Reproduce each line of the material precisely.

┌─ LISTED ENTRIES

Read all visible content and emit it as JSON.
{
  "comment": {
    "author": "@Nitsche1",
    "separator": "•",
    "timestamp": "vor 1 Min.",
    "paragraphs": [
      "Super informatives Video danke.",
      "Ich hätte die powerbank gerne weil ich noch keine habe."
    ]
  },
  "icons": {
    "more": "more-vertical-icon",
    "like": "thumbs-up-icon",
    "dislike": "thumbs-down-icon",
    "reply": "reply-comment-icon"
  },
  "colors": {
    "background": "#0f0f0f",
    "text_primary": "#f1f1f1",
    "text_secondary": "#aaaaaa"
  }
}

└─

REPLY TO THE EXERCISE
Read all visible content and emit it as JSON.
{
  "comment": {
    "author": "@Nitsche1",
    "separator": "•",
    "timestamp": "vor 1 Min.",
    "paragraphs": [
      "Super informatives Video danke.",
      "Ich hätte die powerbank gerne weil ich noch keine habe."
    ]
  },
  "icons": {
    "more": "more-vertical-icon",
    "like": "thumbs-up-icon",
    "dislike": "thumbs-down-icon",
    "reply": "reply-comment-icon"
  },
  "colors": {
    "background": "#0f0f0f",
    "text_primary": "#f1f1f1",
    "text_secondary": "#aaaaaa"
  }
}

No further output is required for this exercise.